Collect each line containing "arrow".

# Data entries
((

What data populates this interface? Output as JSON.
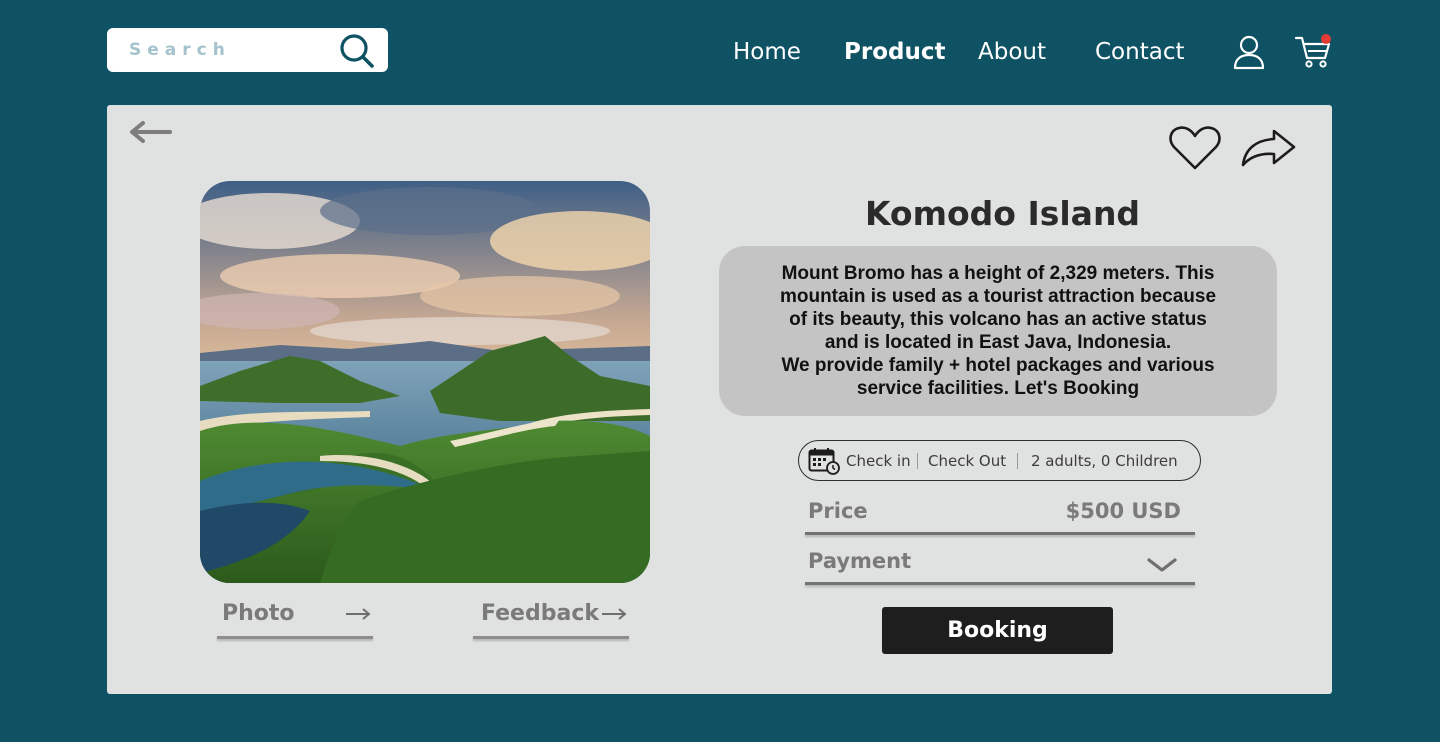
{
  "header": {
    "search": {
      "placeholder": "Search",
      "value": ""
    },
    "nav": [
      {
        "label": "Home",
        "active": false
      },
      {
        "label": "Product",
        "active": true
      },
      {
        "label": "About",
        "active": false
      },
      {
        "label": "Contact",
        "active": false
      }
    ],
    "icons": {
      "search": "search-icon",
      "user": "user-icon",
      "cart": "cart-icon",
      "cart_badge_color": "#e53935"
    }
  },
  "product": {
    "title": "Komodo Island",
    "description": [
      "Mount Bromo has a height of 2,329 meters. This",
      "mountain is used as a tourist attraction because",
      "of its beauty, this volcano has an active status",
      "and is located in East Java, Indonesia.",
      "We provide family + hotel packages and various",
      "service facilities. Let's Booking"
    ],
    "photo_tab": "Photo",
    "feedback_tab": "Feedback",
    "booking_info": {
      "check_in": "Check in",
      "check_out": "Check Out",
      "guests": "2 adults, 0 Children"
    },
    "price_label": "Price",
    "price_value": "$500 USD",
    "payment_label": "Payment",
    "booking_button": "Booking"
  },
  "colors": {
    "background": "#0e5264",
    "card": "#e0e1e1",
    "description_bg": "#c4c4c4",
    "button": "#1e1e1e"
  }
}
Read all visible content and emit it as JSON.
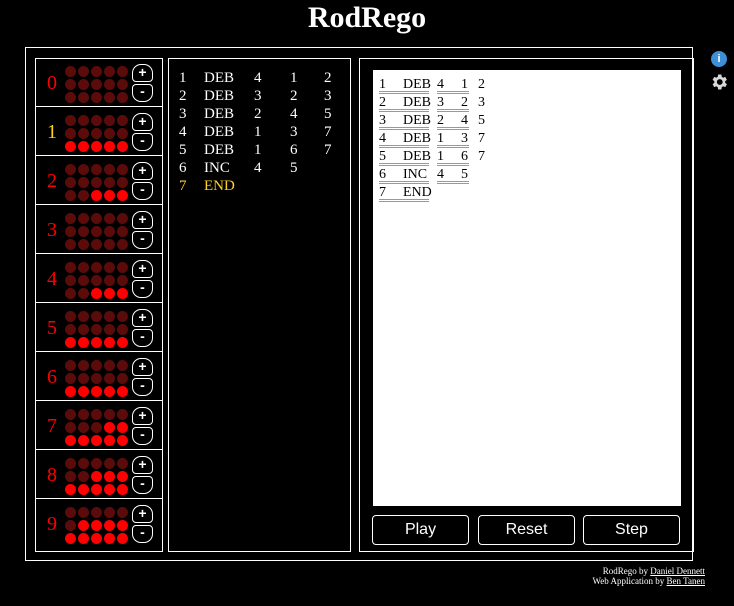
{
  "app": {
    "title": "RodRego"
  },
  "colors": {
    "bead_on": "#ff0000",
    "bead_off": "#5c0b0b",
    "register_number": "#ff0000",
    "current_register": "#ffd21f",
    "current_line": "#ffd21f",
    "info": "#3d8fd8"
  },
  "registers": [
    {
      "number": "0",
      "value": 0,
      "current": false
    },
    {
      "number": "1",
      "value": 5,
      "current": true
    },
    {
      "number": "2",
      "value": 3,
      "current": false
    },
    {
      "number": "3",
      "value": 0,
      "current": false
    },
    {
      "number": "4",
      "value": 3,
      "current": false
    },
    {
      "number": "5",
      "value": 5,
      "current": false
    },
    {
      "number": "6",
      "value": 5,
      "current": false
    },
    {
      "number": "7",
      "value": 7,
      "current": false
    },
    {
      "number": "8",
      "value": 8,
      "current": false
    },
    {
      "number": "9",
      "value": 9,
      "current": false
    }
  ],
  "register_controls": {
    "plus_label": "+",
    "minus_label": "-"
  },
  "program": [
    {
      "line": "1",
      "op": "DEB",
      "reg": "4",
      "a": "1",
      "b": "2",
      "current": false
    },
    {
      "line": "2",
      "op": "DEB",
      "reg": "3",
      "a": "2",
      "b": "3",
      "current": false
    },
    {
      "line": "3",
      "op": "DEB",
      "reg": "2",
      "a": "4",
      "b": "5",
      "current": false
    },
    {
      "line": "4",
      "op": "DEB",
      "reg": "1",
      "a": "3",
      "b": "7",
      "current": false
    },
    {
      "line": "5",
      "op": "DEB",
      "reg": "1",
      "a": "6",
      "b": "7",
      "current": false
    },
    {
      "line": "6",
      "op": "INC",
      "reg": "4",
      "a": "5",
      "b": "",
      "current": false
    },
    {
      "line": "7",
      "op": "END",
      "reg": "",
      "a": "",
      "b": "",
      "current": true
    }
  ],
  "editor": {
    "lines": [
      {
        "line": "1",
        "op": "DEB",
        "reg": "4",
        "a": "1",
        "b": "2"
      },
      {
        "line": "2",
        "op": "DEB",
        "reg": "3",
        "a": "2",
        "b": "3"
      },
      {
        "line": "3",
        "op": "DEB",
        "reg": "2",
        "a": "4",
        "b": "5"
      },
      {
        "line": "4",
        "op": "DEB",
        "reg": "1",
        "a": "3",
        "b": "7"
      },
      {
        "line": "5",
        "op": "DEB",
        "reg": "1",
        "a": "6",
        "b": "7"
      },
      {
        "line": "6",
        "op": "INC",
        "reg": "4",
        "a": "5",
        "b": ""
      },
      {
        "line": "7",
        "op": "END",
        "reg": "",
        "a": "",
        "b": ""
      }
    ]
  },
  "controls": {
    "play": "Play",
    "reset": "Reset",
    "step": "Step"
  },
  "icons": {
    "info": "i",
    "info_name": "info-icon",
    "settings_name": "gear-icon"
  },
  "credits": {
    "line1_prefix": "RodRego by",
    "line1_author": "Daniel Dennett",
    "line2_prefix": "Web Application by",
    "line2_author": "Ben Tanen"
  }
}
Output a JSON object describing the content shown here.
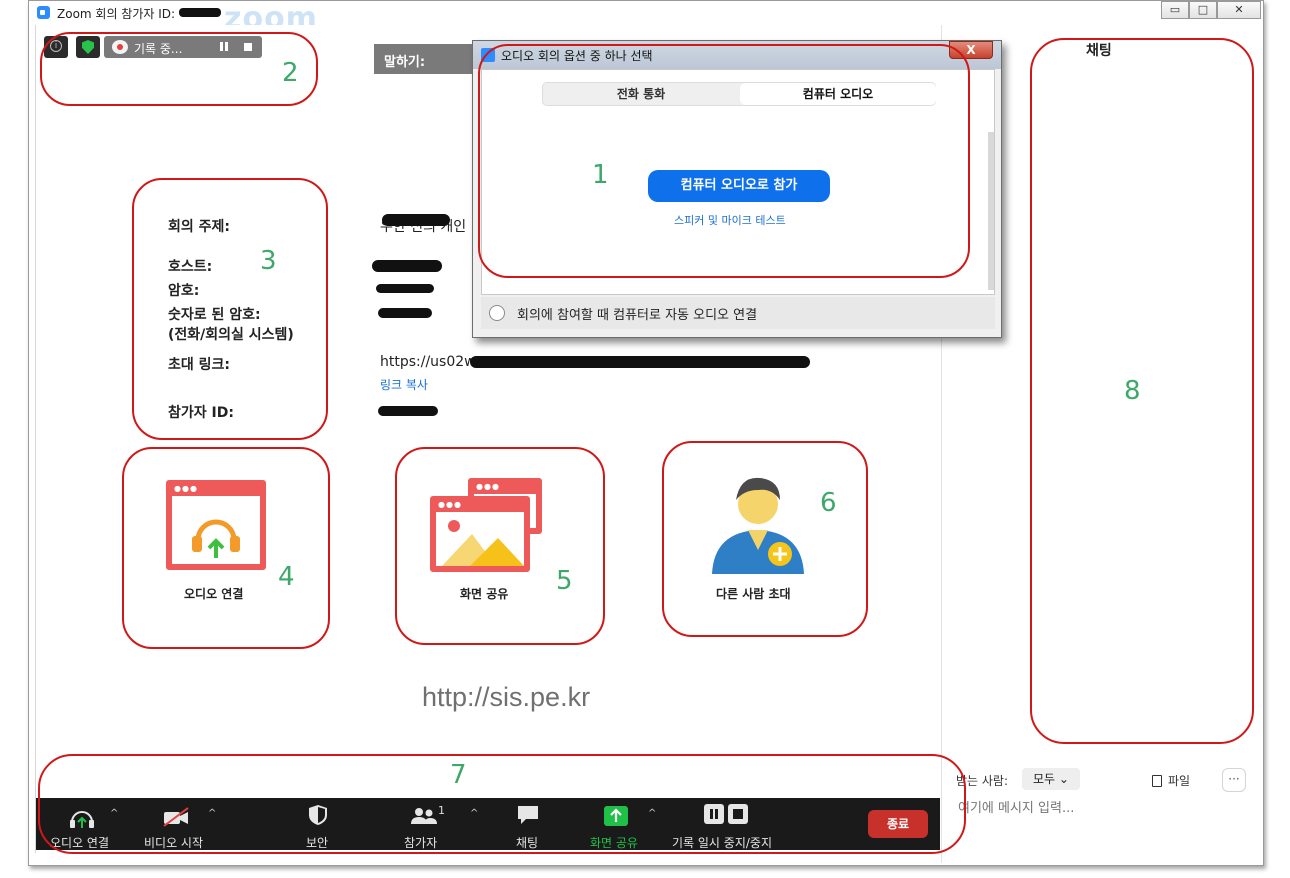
{
  "window": {
    "title": "Zoom 회의 참가자 ID:",
    "watermark": "zoom",
    "minimize_symbol": "▭",
    "maximize_symbol": "□",
    "close_symbol": "✕"
  },
  "status": {
    "recording_label": "기록 중...",
    "speaking_label": "말하기:"
  },
  "meeting_info": {
    "topic_label": "회의 주제:",
    "topic_value": "우한 신의 개인",
    "host_label": "호스트:",
    "password_label": "암호:",
    "numeric_password_label": "숫자로 된 암호:",
    "numeric_password_sub": "(전화/회의실 시스템)",
    "invite_link_label": "초대 링크:",
    "invite_link_value": "https://us02w",
    "copy_link": "링크 복사",
    "participant_id_label": "참가자 ID:"
  },
  "tiles": {
    "audio": "오디오 연결",
    "share": "화면 공유",
    "invite": "다른 사람 초대"
  },
  "watermark_url": "http://sis.pe.kr",
  "toolbar": {
    "audio": "오디오 연결",
    "video": "비디오 시작",
    "security": "보안",
    "participants": "참가자",
    "participants_count": "1",
    "chat": "채팅",
    "share": "화면 공유",
    "record": "기록 일시 중지/중지",
    "end": "종료",
    "caret": "^"
  },
  "dialog": {
    "title": "오디오 회의 옵션 중 하나 선택",
    "close": "X",
    "tab_phone": "전화 통화",
    "tab_computer": "컴퓨터 오디오",
    "join_button": "컴퓨터 오디오로 참가",
    "test_link": "스피커 및 마이크 테스트",
    "auto_join_label": "회의에 참여할 때 컴퓨터로 자동 오디오 연결"
  },
  "chat": {
    "title": "채팅",
    "recipient_label": "받는 사람:",
    "recipient_value": "모두",
    "file_label": "파일",
    "more_label": "···",
    "input_placeholder": "여기에 메시지 입력..."
  },
  "annotations": [
    "1",
    "2",
    "3",
    "4",
    "5",
    "6",
    "7",
    "8"
  ],
  "colors": {
    "accent_blue": "#0e71eb",
    "end_red": "#c8302b",
    "share_green": "#20c048",
    "tile_red": "#ee5a5a",
    "annotation_red": "#d01818",
    "annotation_number_green": "#3da86a"
  }
}
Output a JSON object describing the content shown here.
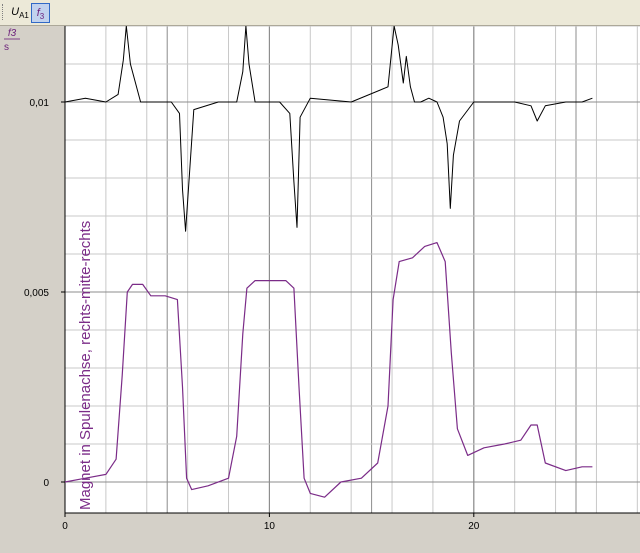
{
  "toolbar": {
    "channel1": "U",
    "channel1_sub": "A1",
    "channel2": "f",
    "channel2_sub": "3"
  },
  "axis": {
    "unit_top": "f3",
    "unit_bottom": "s"
  },
  "annotation": "Magnet in Spulenachse, rechts-mitte-rechts",
  "colors": {
    "signal": "#000000",
    "integral": "#7b2c88",
    "grid_minor": "#c8c8c8",
    "grid_major": "#8c8c8c"
  },
  "chart_data": {
    "type": "line",
    "xlim": [
      0,
      28
    ],
    "ylim": [
      -0.0008,
      0.0122
    ],
    "xticks": [
      "0",
      "10",
      "20"
    ],
    "xtick_values": [
      0,
      10,
      20
    ],
    "yticks": [
      "0",
      "0,005",
      "0,01"
    ],
    "ytick_values": [
      0,
      0.005,
      0.01
    ],
    "series": [
      {
        "color": "#000000",
        "x": [
          0,
          1,
          2,
          2.6,
          2.85,
          3.0,
          3.2,
          3.7,
          4.5,
          5.2,
          5.6,
          5.75,
          5.9,
          6.3,
          7.5,
          8.4,
          8.7,
          8.85,
          9.0,
          9.3,
          10.5,
          11.0,
          11.2,
          11.35,
          11.5,
          12.0,
          14.0,
          15.8,
          16.1,
          16.3,
          16.55,
          16.7,
          16.9,
          17.1,
          17.4,
          17.8,
          18.2,
          18.5,
          18.7,
          18.85,
          19.0,
          19.3,
          20.0,
          21.0,
          22.0,
          22.8,
          23.1,
          23.5,
          24.5,
          25.3,
          25.8
        ],
        "y": [
          0.01,
          0.0101,
          0.01,
          0.0102,
          0.0111,
          0.0125,
          0.011,
          0.01,
          0.01,
          0.01,
          0.0097,
          0.0077,
          0.0066,
          0.0098,
          0.01,
          0.01,
          0.0108,
          0.0125,
          0.011,
          0.01,
          0.01,
          0.0097,
          0.0079,
          0.0067,
          0.0096,
          0.0101,
          0.01,
          0.0104,
          0.0125,
          0.0115,
          0.0105,
          0.0112,
          0.0104,
          0.01,
          0.01,
          0.0101,
          0.01,
          0.0096,
          0.0089,
          0.0072,
          0.0086,
          0.0095,
          0.01,
          0.01,
          0.01,
          0.0099,
          0.0095,
          0.0099,
          0.01,
          0.01,
          0.0101
        ]
      },
      {
        "color": "#7b2c88",
        "x": [
          0,
          1,
          2,
          2.5,
          2.8,
          3.05,
          3.3,
          3.8,
          4.2,
          4.9,
          5.5,
          5.75,
          5.95,
          6.2,
          7.0,
          8.0,
          8.4,
          8.7,
          8.9,
          9.3,
          10.0,
          10.8,
          11.2,
          11.45,
          11.7,
          12.0,
          12.7,
          13.5,
          14.5,
          15.3,
          15.8,
          16.05,
          16.35,
          17.0,
          17.6,
          18.2,
          18.6,
          18.9,
          19.2,
          19.7,
          20.5,
          21.5,
          22.3,
          22.8,
          23.1,
          23.5,
          24.5,
          25.3,
          25.8
        ],
        "y": [
          0,
          0.0001,
          0.0002,
          0.0006,
          0.0028,
          0.005,
          0.0052,
          0.0052,
          0.0049,
          0.0049,
          0.0048,
          0.0025,
          0.0001,
          -0.0002,
          -0.0001,
          0.0001,
          0.0012,
          0.0039,
          0.0051,
          0.0053,
          0.0053,
          0.0053,
          0.0051,
          0.0025,
          0.0001,
          -0.0003,
          -0.0004,
          0.0,
          0.0001,
          0.0005,
          0.002,
          0.0048,
          0.0058,
          0.0059,
          0.0062,
          0.0063,
          0.0058,
          0.0034,
          0.0014,
          0.0007,
          0.0009,
          0.001,
          0.0011,
          0.0015,
          0.0015,
          0.0005,
          0.0003,
          0.0004,
          0.0004
        ]
      }
    ]
  }
}
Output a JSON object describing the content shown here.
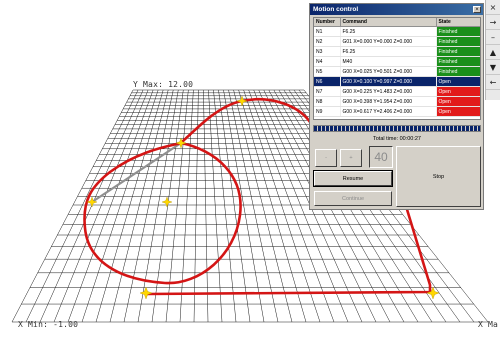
{
  "viewport": {
    "y_max_label": "Y Max: 12.00",
    "x_min_label": "X Min: -1.00",
    "x_max_label": "X Ma",
    "colors": {
      "grid": "#1a1a1a",
      "path": "#d41515",
      "travel": "#909090",
      "marker": "#ffd700"
    }
  },
  "toolbar": {
    "buttons": [
      {
        "name": "close-icon",
        "glyph": "×"
      },
      {
        "name": "arrow-right-icon",
        "glyph": "→"
      },
      {
        "name": "minimize-icon",
        "glyph": "–"
      },
      {
        "name": "arrow-up-icon",
        "glyph": "▲"
      },
      {
        "name": "arrow-down-icon",
        "glyph": "▼"
      },
      {
        "name": "arrow-left-icon",
        "glyph": "←"
      }
    ]
  },
  "motion": {
    "title": "Motion control",
    "columns": [
      "Number",
      "Command",
      "State"
    ],
    "rows": [
      {
        "number": "N1",
        "command": "F6.25",
        "state": "Finished"
      },
      {
        "number": "N2",
        "command": "G01 X=0.000 Y=0.000 Z=0.000",
        "state": "Finished"
      },
      {
        "number": "N3",
        "command": "F6.25",
        "state": "Finished"
      },
      {
        "number": "N4",
        "command": "M40",
        "state": "Finished"
      },
      {
        "number": "N5",
        "command": "G00 X=0.025 Y=0.501 Z=0.000",
        "state": "Finished"
      },
      {
        "number": "N6",
        "command": "G00 X=0.100 Y=0.997 Z=0.000",
        "state": "Open",
        "selected": true
      },
      {
        "number": "N7",
        "command": "G00 X=0.225 Y=1.483 Z=0.000",
        "state": "Open"
      },
      {
        "number": "N8",
        "command": "G00 X=0.398 Y=1.954 Z=0.000",
        "state": "Open"
      },
      {
        "number": "N9",
        "command": "G00 X=0.617 Y=2.406 Z=0.000",
        "state": "Open"
      }
    ],
    "progress": 1.0,
    "total_time": "Total time: 00:00:27",
    "minus_label": "-",
    "plus_label": "+",
    "speed_value": "40",
    "resume_label": "Resume",
    "continue_label": "Continue",
    "stop_label": "Stop"
  }
}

))

# Solution for this problem
        "name": "arrow-right-icon",
        "name": "arrow-up-icon",
        "name": "arrow-down-icon",
        "name": "arrow-left-icon",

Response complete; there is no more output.